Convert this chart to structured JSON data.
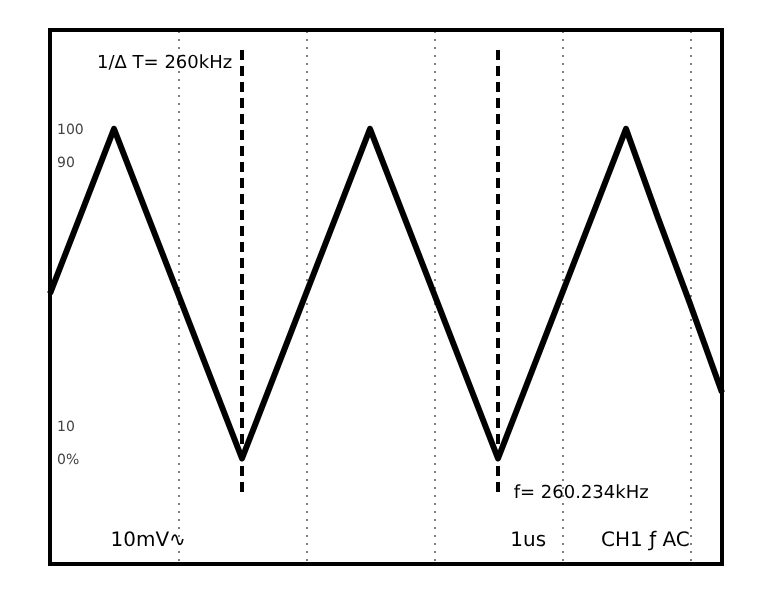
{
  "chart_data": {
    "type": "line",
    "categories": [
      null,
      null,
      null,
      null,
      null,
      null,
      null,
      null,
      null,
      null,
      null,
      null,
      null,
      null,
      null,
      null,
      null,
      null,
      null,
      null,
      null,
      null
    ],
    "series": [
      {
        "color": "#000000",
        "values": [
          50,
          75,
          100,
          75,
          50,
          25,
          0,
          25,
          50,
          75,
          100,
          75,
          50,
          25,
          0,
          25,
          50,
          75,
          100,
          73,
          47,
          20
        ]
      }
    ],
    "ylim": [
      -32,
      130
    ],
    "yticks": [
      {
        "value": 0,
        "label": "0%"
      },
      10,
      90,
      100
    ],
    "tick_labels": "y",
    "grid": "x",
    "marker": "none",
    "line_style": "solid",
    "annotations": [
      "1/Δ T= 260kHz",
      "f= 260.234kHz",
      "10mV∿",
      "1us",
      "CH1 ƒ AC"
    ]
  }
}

------------------------------------------------

> **Goal of the exercise**
Write out the records above exactly as they appear, leaving out any pictures.

> **Complete response**
Convert this chart to structured JSON data.
{
  "chart_data": {
    "type": "line",
    "categories": [
      null,
      null,
      null,
      null,
      null,
      null,
      null,
      null,
      null,
      null,
      null,
      null,
      null,
      null,
      null,
      null,
      null,
      null,
      null,
      null,
      null,
      null
    ],
    "series": [
      {
        "color": "#000000",
        "values": [
          50,
          75,
          100,
          75,
          50,
          25,
          0,
          25,
          50,
          75,
          100,
          75,
          50,
          25,
          0,
          25,
          50,
          75,
          100,
          73,
          47,
          20
        ]
      }
    ],
    "ylim": [
      -32,
      130
    ],
    "yticks": [
      {
        "value": 0,
        "label": "0%"
      },
      10,
      90,
      100
    ],
    "tick_labels": "y",
    "grid": "x",
    "marker": "none",
    "line_style": "solid",
    "annotations": [
      "1/Δ T= 260kHz",
      "f= 260.234kHz",
      "10mV∿",
      "1us",
      "CH1 ƒ AC"
    ]
  }
}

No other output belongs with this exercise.